The request |
All records should be reproduced verbatim.

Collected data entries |
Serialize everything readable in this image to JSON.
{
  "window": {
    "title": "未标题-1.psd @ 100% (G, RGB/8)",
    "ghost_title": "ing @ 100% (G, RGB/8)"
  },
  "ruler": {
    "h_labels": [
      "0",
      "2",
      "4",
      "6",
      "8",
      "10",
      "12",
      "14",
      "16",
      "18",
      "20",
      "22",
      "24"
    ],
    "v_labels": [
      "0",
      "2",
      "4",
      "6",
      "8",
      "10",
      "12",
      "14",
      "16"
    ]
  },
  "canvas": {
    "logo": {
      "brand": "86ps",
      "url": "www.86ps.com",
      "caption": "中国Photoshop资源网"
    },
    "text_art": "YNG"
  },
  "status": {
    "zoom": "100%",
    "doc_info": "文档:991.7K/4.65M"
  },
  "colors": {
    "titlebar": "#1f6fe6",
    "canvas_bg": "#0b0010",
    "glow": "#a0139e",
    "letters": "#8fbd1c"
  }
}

The response |
Serialize everything readable in this image to JSON.
{
  "window": {
    "title": "未标题-1.psd @ 100% (G, RGB/8)",
    "ghost_title": "ing @ 100% (G, RGB/8)"
  },
  "ruler": {
    "h_labels": [
      "0",
      "2",
      "4",
      "6",
      "8",
      "10",
      "12",
      "14",
      "16",
      "18",
      "20",
      "22",
      "24"
    ],
    "v_labels": [
      "0",
      "2",
      "4",
      "6",
      "8",
      "10",
      "12",
      "14",
      "16"
    ]
  },
  "canvas": {
    "logo": {
      "brand": "86ps",
      "url": "www.86ps.com",
      "caption": "中国Photoshop资源网"
    },
    "text_art": "YNG"
  },
  "status": {
    "zoom": "100%",
    "doc_info": "文档:991.7K/4.65M"
  },
  "colors": {
    "titlebar": "#1f6fe6",
    "canvas_bg": "#0b0010",
    "glow": "#a0139e",
    "letters": "#8fbd1c"
  }
}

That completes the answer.